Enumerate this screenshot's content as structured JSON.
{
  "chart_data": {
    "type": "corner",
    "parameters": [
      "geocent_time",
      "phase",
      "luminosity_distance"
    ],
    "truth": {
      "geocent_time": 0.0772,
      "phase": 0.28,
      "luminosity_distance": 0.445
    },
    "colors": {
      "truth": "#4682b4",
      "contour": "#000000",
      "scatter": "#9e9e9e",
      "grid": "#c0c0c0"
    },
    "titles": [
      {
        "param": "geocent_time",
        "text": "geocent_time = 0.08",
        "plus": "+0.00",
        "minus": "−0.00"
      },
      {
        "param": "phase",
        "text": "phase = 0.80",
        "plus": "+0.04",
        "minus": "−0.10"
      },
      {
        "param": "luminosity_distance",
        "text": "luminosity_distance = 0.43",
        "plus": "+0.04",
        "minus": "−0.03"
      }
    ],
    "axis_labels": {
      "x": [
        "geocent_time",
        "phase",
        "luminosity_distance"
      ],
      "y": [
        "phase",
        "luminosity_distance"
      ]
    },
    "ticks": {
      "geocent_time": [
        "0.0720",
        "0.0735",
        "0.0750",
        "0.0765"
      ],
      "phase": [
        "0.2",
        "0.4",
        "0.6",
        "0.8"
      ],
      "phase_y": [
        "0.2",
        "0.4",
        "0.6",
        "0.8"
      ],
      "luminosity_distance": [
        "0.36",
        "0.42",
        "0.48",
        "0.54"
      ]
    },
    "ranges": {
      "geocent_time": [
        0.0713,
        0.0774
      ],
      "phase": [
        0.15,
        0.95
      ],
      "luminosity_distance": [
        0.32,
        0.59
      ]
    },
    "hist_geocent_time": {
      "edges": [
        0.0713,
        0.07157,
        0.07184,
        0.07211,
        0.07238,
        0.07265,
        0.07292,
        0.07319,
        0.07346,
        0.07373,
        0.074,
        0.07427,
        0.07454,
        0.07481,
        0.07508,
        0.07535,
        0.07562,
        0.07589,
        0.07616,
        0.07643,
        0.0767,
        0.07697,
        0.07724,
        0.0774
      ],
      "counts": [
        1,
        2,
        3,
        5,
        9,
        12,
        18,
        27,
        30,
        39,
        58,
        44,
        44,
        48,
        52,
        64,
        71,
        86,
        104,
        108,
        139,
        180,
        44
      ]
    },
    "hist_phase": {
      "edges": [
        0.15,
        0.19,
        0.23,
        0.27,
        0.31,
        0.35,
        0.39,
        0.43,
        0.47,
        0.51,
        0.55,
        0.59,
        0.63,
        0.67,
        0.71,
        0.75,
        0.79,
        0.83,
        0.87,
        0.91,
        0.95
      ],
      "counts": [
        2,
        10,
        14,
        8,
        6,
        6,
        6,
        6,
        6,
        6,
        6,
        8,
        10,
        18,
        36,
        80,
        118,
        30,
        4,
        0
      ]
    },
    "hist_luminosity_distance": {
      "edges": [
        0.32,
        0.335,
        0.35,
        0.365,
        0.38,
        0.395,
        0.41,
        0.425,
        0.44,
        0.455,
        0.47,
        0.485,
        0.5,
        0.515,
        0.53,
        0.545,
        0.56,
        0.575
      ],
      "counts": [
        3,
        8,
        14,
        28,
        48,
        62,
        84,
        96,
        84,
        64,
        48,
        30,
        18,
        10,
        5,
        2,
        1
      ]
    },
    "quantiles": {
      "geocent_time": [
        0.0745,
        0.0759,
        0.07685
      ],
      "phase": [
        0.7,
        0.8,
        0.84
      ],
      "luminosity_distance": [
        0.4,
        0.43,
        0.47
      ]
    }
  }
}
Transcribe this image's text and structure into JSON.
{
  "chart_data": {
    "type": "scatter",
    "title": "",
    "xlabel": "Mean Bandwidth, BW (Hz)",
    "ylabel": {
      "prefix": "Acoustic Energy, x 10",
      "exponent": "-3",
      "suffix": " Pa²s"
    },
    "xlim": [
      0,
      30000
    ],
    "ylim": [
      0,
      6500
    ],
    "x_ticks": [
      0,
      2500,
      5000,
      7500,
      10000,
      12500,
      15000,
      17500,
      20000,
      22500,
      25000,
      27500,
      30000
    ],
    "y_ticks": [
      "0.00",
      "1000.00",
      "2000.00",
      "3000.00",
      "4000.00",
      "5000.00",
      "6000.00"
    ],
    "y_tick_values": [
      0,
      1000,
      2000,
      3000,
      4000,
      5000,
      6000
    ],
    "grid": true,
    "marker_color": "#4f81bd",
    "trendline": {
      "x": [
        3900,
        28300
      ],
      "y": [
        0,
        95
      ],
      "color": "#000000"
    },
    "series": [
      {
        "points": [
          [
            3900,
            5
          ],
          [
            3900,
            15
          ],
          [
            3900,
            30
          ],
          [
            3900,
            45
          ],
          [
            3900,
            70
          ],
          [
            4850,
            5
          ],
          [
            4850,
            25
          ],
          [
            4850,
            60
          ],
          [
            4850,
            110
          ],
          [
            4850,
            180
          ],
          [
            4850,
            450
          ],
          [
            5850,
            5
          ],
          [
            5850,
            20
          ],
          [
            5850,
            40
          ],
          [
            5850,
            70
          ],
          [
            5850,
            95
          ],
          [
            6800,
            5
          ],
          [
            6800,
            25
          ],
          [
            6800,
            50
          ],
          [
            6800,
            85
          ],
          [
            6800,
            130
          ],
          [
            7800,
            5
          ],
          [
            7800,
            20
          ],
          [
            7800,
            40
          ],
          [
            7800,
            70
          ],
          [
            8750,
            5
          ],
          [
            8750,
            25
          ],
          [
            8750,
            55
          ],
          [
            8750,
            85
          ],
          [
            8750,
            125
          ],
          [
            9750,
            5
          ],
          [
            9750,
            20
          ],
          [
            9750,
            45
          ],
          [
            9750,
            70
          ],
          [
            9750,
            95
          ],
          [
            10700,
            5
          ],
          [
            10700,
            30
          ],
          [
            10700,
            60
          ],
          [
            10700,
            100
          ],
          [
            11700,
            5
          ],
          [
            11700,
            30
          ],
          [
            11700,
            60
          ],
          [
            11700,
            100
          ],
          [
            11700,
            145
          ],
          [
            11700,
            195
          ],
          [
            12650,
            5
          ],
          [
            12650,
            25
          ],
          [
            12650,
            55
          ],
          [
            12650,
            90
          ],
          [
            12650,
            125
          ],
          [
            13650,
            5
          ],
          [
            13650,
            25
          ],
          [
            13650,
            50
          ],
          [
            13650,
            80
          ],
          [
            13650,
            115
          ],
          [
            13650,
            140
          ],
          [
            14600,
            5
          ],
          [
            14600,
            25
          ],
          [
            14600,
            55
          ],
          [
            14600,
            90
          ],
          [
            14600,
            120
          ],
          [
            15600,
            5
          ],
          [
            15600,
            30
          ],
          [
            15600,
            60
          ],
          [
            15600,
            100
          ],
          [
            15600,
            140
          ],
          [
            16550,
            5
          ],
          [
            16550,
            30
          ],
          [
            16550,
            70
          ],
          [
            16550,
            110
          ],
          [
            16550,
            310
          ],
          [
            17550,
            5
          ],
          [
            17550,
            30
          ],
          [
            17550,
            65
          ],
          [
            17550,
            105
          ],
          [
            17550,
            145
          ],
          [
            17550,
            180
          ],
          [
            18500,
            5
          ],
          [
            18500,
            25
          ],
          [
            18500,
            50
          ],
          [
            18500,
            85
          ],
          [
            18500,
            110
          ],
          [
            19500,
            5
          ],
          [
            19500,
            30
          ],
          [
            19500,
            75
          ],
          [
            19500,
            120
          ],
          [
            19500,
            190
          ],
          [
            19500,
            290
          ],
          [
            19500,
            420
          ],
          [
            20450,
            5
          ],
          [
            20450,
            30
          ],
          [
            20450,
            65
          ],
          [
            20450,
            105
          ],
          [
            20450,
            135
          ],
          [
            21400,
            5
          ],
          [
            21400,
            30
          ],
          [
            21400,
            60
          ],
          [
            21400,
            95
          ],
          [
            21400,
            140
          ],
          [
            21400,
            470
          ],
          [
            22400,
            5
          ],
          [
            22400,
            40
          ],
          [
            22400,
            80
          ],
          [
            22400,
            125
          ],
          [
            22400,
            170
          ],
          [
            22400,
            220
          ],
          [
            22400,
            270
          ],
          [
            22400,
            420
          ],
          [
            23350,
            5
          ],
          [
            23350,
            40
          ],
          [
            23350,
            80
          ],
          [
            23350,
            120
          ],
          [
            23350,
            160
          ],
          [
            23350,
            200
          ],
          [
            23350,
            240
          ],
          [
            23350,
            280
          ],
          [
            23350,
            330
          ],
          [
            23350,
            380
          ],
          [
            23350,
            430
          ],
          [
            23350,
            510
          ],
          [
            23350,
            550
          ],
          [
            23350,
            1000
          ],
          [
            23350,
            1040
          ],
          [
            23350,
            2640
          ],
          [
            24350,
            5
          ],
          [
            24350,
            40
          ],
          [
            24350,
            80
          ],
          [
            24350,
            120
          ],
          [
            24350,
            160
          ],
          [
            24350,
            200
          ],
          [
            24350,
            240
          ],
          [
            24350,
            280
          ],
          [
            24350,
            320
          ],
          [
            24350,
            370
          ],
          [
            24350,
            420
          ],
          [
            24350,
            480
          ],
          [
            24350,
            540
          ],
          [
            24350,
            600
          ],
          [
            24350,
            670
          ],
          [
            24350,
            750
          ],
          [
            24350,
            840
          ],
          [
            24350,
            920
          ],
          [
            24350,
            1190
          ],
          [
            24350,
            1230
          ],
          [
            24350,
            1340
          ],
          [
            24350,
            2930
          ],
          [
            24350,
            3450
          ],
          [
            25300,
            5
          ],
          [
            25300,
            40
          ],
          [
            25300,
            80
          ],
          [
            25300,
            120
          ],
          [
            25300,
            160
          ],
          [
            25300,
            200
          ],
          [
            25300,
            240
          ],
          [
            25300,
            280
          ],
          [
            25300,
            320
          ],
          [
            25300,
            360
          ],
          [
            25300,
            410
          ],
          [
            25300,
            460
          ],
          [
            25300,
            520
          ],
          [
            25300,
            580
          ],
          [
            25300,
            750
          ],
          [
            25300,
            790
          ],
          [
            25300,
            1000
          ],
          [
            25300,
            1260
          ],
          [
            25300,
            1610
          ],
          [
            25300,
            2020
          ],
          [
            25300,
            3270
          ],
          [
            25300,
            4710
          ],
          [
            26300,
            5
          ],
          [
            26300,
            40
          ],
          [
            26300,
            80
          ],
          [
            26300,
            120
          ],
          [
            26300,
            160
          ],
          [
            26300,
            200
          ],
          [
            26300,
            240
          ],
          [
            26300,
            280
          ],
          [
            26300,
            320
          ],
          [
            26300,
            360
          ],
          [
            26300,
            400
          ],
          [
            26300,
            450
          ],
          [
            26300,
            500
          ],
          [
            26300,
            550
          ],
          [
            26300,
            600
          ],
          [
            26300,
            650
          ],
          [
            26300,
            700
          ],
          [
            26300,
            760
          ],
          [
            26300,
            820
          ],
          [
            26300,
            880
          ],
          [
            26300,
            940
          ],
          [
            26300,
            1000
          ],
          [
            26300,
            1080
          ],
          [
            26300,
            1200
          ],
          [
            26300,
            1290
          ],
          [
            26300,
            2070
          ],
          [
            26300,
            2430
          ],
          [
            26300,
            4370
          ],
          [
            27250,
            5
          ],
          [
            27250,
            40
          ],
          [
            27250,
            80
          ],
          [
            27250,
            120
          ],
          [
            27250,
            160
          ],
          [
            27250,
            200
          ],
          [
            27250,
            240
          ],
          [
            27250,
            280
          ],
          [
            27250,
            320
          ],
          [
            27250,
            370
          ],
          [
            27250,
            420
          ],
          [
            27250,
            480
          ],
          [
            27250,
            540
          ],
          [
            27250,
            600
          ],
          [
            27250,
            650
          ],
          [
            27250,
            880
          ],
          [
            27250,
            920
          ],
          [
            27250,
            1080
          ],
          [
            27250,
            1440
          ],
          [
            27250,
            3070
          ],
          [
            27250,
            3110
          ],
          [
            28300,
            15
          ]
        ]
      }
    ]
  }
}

┄┄┄┄┄┄┄┄┄┄┄┄┄┄┄┄┄┄┄┄

*Requirements:*
Where a line in the entries holds the word "JSON", copy that line.

*Result for this task:*
Enumerate this screenshot's content as structured JSON.
Transcribe this image's text and structure into JSON.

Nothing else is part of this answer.